* _Given request 1_
Can you reproduce the review of HIDDEN DEPTHS below word for word, from start to finish?
* _Given request 2_
How many lines of the listing contain the string "elements"? Reply with the number alone.

* _Provided text_
Buy in the UK | Buy in Canada

Somewhere in the deep recesses of my memory is a vague memory that I read the first of Joyce Holms' Fizz and Tam series. It clearly didn't grab me enough to make me read any others. And I retain the vague impression that this was because the two lead characters were so damn annoying!

It didn't take long to come to the conclusion that my memory hadn't played me false. Fizz is immensely annoying to the extent she has no redeeming features in my jaundiced eyes, whilst Tam can politely be described as a drip.

This mismatched pair, incidentally, are both legal eagles -- Tam, a former solicitor, is starting out as a barrister, whilst the highly unconventional Fizz is working for Tam's old firm. In HIDDEN DEPTHS they get entangled in the disappearance of an art college friend of Fizz's.

Irene Lloyd has been cataloguing and restoring paintings at Abbeyfield House, a stately home fallen on hard times. But she's disappeared off the face off the earth, as has a £1m Rubens painting she was working on, leaving behind her insanely jealous partner Kerr and a thoroughly bemused Sir Douglas Fergusson, owner of the crumbling pile.

(Items from a dataset)
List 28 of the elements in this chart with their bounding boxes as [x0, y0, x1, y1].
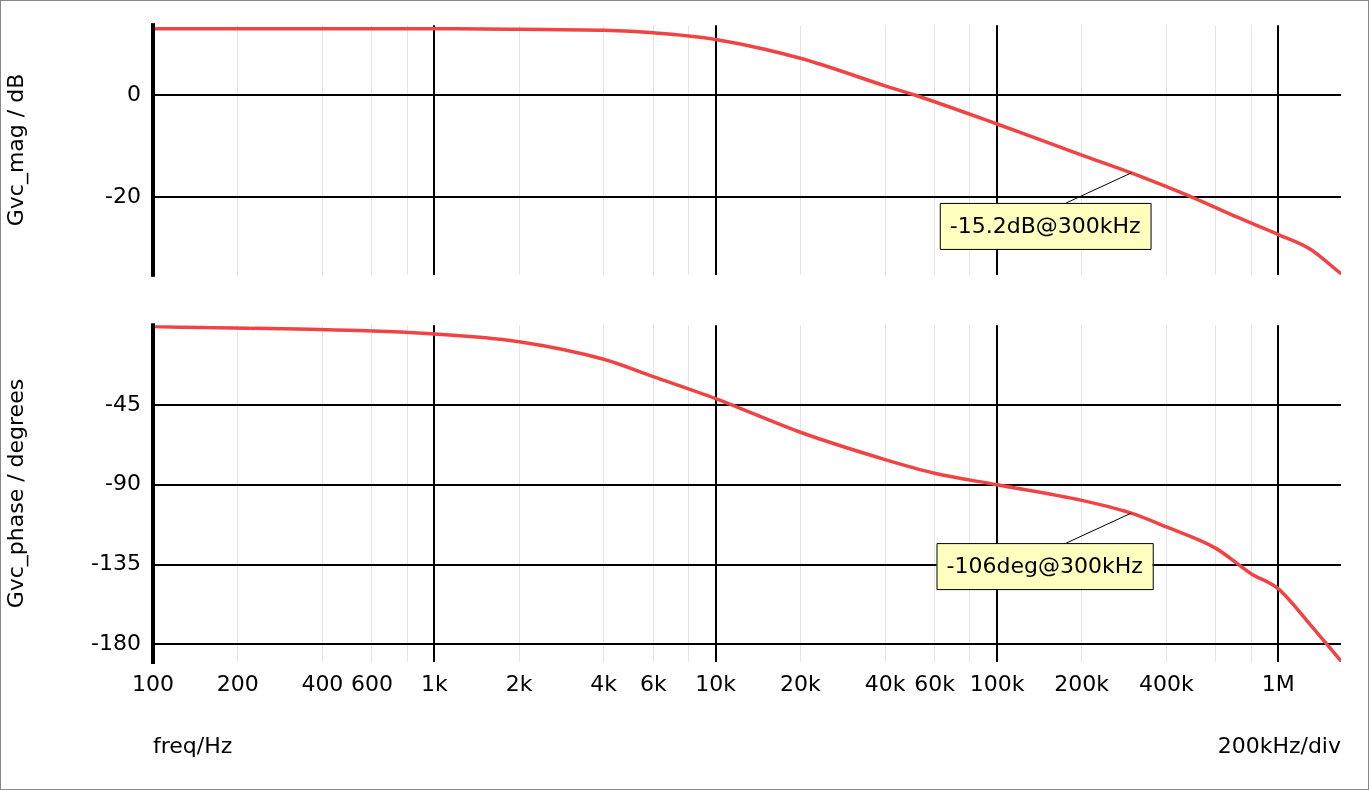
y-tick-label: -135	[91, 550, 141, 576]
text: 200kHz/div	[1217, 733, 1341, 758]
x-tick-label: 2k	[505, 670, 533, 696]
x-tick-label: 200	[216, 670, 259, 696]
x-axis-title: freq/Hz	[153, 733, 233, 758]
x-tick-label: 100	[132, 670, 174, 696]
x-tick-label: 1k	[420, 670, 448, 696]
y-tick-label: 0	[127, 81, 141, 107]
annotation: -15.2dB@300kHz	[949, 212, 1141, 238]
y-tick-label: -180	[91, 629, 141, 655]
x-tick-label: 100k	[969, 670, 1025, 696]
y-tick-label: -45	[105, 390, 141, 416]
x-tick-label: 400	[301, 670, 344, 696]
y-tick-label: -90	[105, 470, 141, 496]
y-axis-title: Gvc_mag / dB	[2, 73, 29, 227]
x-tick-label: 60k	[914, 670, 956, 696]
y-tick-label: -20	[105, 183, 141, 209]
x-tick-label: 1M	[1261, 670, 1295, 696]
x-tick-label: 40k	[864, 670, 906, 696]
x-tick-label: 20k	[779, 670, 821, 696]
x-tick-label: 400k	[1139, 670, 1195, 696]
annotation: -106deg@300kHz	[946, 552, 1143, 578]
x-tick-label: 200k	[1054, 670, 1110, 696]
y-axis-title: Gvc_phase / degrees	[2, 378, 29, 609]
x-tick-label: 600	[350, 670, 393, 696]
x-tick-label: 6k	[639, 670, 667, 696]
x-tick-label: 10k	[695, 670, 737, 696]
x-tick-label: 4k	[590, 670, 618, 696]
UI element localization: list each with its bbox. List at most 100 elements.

* _Solution 1_
Buy in the UK | Buy in Canada

Somewhere in the deep recesses of my memory is a vague memory that I read the first of Joyce Holms' Fizz and Tam series. It clearly didn't grab me enough to make me read any others. And I retain the vague impression that this was because the two lead characters were so damn annoying!

It didn't take long to come to the conclusion that my memory hadn't played me false. Fizz is immensely annoying to the extent she has no redeeming features in my jaundiced eyes, whilst Tam can politely be described as a drip.

This mismatched pair, incidentally, are both legal eagles -- Tam, a former solicitor, is starting out as a barrister, whilst the highly unconventional Fizz is working for Tam's old firm. In HIDDEN DEPTHS they get entangled in the disappearance of an art college friend of Fizz's.

Irene Lloyd has been cataloguing and restoring paintings at Abbeyfield House, a stately home fallen on hard times. But she's disappeared off the face off the earth, as has a £1m Rubens painting she was working on, leaving behind her insanely jealous partner Kerr and a thoroughly bemused Sir Douglas Fergusson, owner of the crumbling pile.

* _Solution 2_
2